Read the records below. Copy each line where the string "name" occurs.

## BEGIN Given data

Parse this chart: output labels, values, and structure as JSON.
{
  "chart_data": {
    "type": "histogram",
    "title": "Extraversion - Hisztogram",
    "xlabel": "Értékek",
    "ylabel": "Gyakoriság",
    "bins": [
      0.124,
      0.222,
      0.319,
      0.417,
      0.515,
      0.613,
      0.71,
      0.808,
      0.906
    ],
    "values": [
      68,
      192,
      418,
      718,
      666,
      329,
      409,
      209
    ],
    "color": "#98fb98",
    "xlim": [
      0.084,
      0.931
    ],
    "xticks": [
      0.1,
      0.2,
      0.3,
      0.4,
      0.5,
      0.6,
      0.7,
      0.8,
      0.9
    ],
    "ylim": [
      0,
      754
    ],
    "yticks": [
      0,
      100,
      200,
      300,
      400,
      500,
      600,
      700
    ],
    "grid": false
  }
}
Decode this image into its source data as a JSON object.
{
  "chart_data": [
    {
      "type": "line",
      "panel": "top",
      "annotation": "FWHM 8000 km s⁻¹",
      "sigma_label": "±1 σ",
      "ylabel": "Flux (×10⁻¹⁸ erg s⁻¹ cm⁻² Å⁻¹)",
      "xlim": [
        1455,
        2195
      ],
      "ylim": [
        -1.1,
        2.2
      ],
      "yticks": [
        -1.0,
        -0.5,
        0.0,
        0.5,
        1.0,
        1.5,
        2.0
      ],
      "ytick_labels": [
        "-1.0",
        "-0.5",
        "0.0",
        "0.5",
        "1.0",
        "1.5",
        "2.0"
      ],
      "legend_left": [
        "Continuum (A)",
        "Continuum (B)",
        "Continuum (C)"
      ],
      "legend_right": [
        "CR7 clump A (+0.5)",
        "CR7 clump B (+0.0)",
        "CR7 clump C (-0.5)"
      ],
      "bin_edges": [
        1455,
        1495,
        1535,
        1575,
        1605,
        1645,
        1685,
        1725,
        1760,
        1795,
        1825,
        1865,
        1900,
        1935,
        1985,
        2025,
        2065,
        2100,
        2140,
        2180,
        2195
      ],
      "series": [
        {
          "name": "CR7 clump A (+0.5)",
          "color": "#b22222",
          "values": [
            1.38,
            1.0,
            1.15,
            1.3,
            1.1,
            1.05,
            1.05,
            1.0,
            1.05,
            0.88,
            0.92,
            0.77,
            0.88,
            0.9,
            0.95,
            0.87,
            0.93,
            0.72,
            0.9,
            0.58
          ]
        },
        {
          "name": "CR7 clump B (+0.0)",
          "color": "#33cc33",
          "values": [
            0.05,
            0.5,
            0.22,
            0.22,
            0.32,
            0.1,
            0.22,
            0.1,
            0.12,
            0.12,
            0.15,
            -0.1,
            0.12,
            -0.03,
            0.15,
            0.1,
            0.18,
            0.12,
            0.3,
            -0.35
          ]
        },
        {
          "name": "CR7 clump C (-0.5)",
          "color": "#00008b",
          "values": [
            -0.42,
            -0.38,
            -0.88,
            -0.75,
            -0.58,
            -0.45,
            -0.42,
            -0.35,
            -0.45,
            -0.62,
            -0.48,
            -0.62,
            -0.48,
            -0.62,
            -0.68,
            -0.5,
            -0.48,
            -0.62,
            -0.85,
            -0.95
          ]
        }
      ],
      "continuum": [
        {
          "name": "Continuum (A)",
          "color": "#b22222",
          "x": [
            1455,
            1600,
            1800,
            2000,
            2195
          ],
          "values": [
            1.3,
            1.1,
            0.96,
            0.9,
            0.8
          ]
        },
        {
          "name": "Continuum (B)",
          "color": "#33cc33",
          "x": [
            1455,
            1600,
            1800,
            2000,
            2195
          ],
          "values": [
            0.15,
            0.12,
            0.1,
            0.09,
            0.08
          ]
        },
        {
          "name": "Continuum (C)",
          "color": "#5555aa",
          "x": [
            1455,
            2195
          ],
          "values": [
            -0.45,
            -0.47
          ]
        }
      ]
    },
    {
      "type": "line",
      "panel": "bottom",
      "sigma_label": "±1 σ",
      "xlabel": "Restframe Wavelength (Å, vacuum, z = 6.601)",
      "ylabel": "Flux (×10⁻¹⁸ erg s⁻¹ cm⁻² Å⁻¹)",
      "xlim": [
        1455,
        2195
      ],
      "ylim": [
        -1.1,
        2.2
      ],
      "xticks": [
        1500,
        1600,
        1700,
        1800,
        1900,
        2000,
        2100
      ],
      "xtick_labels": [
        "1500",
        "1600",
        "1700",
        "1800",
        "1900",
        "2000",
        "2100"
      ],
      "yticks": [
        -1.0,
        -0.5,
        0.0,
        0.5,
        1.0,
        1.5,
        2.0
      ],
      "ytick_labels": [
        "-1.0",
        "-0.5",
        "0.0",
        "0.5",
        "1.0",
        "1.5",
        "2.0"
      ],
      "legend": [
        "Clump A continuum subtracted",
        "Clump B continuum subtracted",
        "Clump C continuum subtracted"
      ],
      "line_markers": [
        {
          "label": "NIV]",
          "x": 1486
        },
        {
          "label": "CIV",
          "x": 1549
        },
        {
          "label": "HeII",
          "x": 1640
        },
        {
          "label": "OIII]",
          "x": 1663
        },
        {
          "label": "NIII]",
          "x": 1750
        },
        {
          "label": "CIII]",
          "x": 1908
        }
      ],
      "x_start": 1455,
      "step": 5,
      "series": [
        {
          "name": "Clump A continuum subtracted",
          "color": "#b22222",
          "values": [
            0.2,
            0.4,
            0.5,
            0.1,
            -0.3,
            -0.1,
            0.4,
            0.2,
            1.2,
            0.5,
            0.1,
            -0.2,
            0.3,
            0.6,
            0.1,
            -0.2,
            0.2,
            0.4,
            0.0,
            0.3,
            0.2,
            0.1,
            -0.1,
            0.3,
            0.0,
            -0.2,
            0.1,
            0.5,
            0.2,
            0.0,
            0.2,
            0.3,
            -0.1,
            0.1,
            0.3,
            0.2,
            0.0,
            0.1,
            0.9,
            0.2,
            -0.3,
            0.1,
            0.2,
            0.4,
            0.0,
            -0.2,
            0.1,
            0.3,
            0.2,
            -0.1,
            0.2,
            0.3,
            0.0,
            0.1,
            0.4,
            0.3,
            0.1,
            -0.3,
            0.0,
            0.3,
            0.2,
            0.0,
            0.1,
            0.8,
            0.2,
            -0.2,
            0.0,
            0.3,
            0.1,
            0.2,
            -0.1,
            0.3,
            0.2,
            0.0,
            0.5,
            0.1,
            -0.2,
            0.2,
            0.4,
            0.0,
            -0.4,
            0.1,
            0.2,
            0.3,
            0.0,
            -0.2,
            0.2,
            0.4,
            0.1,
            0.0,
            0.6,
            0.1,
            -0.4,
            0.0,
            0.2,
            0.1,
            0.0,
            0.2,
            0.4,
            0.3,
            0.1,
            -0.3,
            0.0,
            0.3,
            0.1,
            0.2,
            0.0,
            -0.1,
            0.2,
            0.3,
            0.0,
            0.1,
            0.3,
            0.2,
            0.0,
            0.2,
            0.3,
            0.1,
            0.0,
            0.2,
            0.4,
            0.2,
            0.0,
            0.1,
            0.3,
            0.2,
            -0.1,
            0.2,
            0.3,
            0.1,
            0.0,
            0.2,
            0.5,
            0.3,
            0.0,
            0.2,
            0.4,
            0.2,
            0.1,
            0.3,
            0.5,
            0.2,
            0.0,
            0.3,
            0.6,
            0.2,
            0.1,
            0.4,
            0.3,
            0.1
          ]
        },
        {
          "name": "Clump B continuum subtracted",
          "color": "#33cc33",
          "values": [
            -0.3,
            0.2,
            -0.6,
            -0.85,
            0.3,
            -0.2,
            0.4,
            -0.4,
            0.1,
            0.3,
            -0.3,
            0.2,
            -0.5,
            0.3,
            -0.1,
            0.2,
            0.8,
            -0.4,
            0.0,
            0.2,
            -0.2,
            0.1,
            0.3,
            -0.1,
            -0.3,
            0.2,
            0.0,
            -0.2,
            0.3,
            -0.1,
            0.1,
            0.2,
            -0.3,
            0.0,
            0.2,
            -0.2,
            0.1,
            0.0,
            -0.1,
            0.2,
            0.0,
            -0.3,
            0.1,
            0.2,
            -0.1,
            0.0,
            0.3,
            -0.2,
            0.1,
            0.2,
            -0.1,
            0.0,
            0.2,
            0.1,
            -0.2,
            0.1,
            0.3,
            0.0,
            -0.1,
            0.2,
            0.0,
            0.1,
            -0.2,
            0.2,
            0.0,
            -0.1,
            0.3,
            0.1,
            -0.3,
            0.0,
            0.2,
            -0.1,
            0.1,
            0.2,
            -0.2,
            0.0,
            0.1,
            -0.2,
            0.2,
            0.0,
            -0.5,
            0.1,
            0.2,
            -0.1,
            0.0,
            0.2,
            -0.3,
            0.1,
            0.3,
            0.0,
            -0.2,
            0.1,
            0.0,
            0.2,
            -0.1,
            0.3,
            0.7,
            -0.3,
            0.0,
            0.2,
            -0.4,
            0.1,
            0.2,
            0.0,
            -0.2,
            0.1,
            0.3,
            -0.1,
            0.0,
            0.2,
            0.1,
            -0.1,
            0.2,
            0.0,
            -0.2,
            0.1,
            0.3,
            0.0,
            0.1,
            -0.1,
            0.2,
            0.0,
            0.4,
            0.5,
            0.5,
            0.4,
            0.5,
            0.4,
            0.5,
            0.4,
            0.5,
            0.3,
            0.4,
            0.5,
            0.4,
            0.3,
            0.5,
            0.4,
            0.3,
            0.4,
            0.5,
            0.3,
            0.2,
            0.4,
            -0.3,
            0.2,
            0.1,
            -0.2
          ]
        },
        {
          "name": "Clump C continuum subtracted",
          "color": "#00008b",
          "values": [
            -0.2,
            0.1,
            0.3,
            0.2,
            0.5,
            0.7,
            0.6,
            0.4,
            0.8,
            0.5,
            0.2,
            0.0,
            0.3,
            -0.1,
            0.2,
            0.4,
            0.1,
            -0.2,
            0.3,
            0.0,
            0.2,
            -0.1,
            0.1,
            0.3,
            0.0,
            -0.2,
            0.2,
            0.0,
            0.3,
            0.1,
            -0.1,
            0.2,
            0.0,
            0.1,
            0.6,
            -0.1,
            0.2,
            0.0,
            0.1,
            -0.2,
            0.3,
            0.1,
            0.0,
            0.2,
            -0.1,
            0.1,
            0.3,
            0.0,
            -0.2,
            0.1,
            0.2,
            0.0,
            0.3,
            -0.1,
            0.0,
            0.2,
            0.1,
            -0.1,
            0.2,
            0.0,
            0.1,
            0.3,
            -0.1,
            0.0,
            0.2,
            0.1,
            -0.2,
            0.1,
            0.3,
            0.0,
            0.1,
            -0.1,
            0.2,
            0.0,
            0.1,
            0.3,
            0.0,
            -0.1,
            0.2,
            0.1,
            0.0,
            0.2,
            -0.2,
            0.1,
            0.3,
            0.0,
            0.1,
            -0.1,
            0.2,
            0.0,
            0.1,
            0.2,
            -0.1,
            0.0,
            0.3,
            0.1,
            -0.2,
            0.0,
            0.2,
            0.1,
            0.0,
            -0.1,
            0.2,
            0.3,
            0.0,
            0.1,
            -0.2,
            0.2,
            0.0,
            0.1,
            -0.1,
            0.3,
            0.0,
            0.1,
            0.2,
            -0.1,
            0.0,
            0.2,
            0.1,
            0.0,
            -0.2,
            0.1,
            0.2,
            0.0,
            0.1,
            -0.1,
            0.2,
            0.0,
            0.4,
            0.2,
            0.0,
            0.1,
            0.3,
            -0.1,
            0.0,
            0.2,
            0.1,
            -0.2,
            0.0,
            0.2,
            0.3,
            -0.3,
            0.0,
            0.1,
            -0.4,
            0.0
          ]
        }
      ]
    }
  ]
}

## END Given data

_Response to this task_:
          "name": "CR7 clump A (+0.5)",
          "name": "CR7 clump B (+0.0)",
          "name": "CR7 clump C (-0.5)",
          "name": "Continuum (A)",
          "name": "Continuum (B)",
          "name": "Continuum (C)",
          "name": "Clump A continuum subtracted",
          "name": "Clump B continuum subtracted",
          "name": "Clump C continuum subtracted",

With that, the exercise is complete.